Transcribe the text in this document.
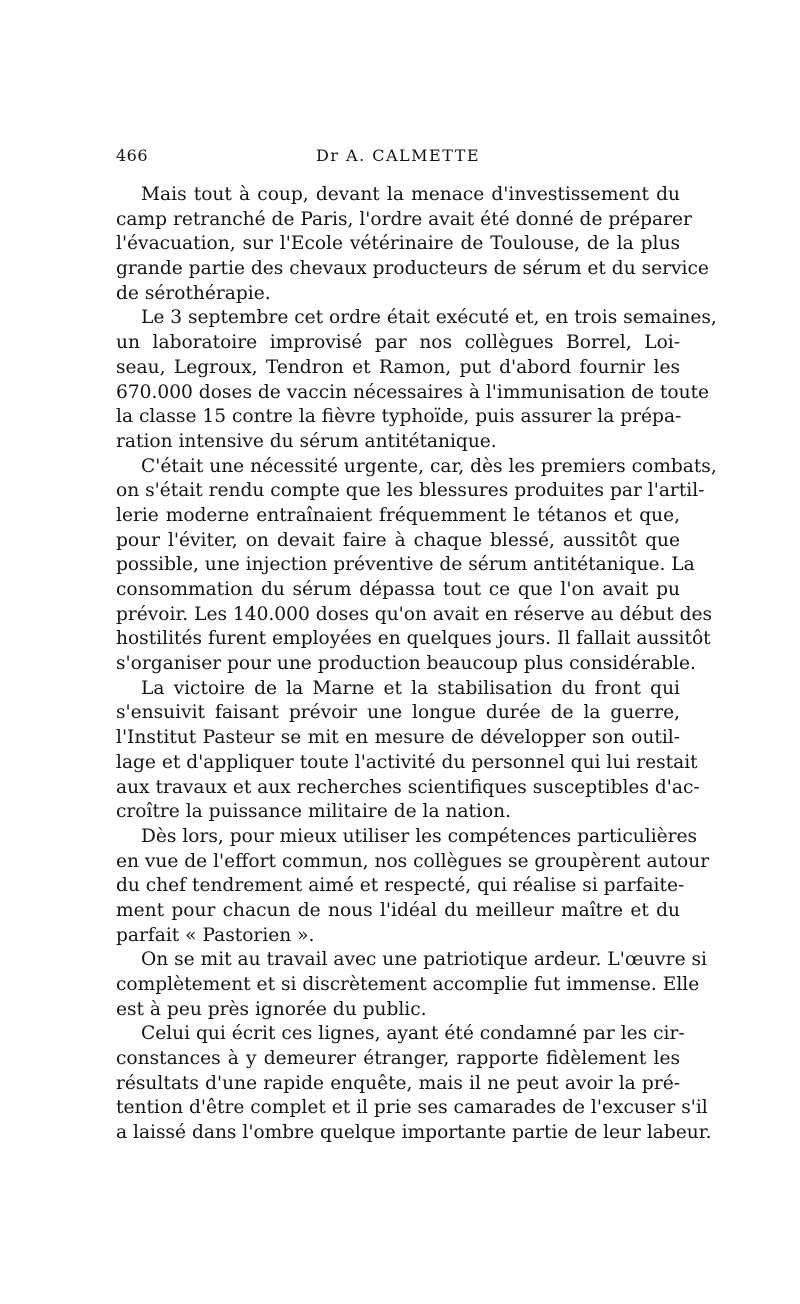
466	Dr A. CALMETTE
Mais tout à coup, devant la menace d'investissement du
camp retranché de Paris, l'ordre avait été donné de préparer
l'évacuation, sur l'Ecole vétérinaire de Toulouse, de la plus
grande partie des chevaux producteurs de sérum et du service
de sérothérapie.
Le 3 septembre cet ordre était exécuté et, en trois semaines,
un laboratoire improvisé par nos collègues Borrel, Loi-
seau, Legroux, Tendron et Ramon, put d'abord fournir les
670.000 doses de vaccin nécessaires à l'immunisation de toute
la classe 15 contre la fièvre typhoïde, puis assurer la prépa-
ration intensive du sérum antitétanique.
C'était une nécessité urgente, car, dès les premiers combats,
on s'était rendu compte que les blessures produites par l'artil-
lerie moderne entraînaient fréquemment le tétanos et que,
pour l'éviter, on devait faire à chaque blessé, aussitôt que
possible, une injection préventive de sérum antitétanique. La
consommation du sérum dépassa tout ce que l'on avait pu
prévoir. Les 140.000 doses qu'on avait en réserve au début des
hostilités furent employées en quelques jours. Il fallait aussitôt
s'organiser pour une production beaucoup plus considérable.
La victoire de la Marne et la stabilisation du front qui
s'ensuivit faisant prévoir une longue durée de la guerre,
l'Institut Pasteur se mit en mesure de développer son outil-
lage et d'appliquer toute l'activité du personnel qui lui restait
aux travaux et aux recherches scientifiques susceptibles d'ac-
croître la puissance militaire de la nation.
Dès lors, pour mieux utiliser les compétences particulières
en vue de l'effort commun, nos collègues se groupèrent autour
du chef tendrement aimé et respecté, qui réalise si parfaite-
ment pour chacun de nous l'idéal du meilleur maître et du
parfait « Pastorien ».
On se mit au travail avec une patriotique ardeur. L'œuvre si
complètement et si discrètement accomplie fut immense. Elle
est à peu près ignorée du public.
Celui qui écrit ces lignes, ayant été condamné par les cir-
constances à y demeurer étranger, rapporte fidèlement les
résultats d'une rapide enquête, mais il ne peut avoir la pré-
tention d'être complet et il prie ses camarades de l'excuser s'il
a laissé dans l'ombre quelque importante partie de leur labeur.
_ _ _
### WRITTEN PROBLEM
What number of lines in the records contain the word "plus"? Answer with that number alone.

### ANSWER TO THIS PROBLEM
2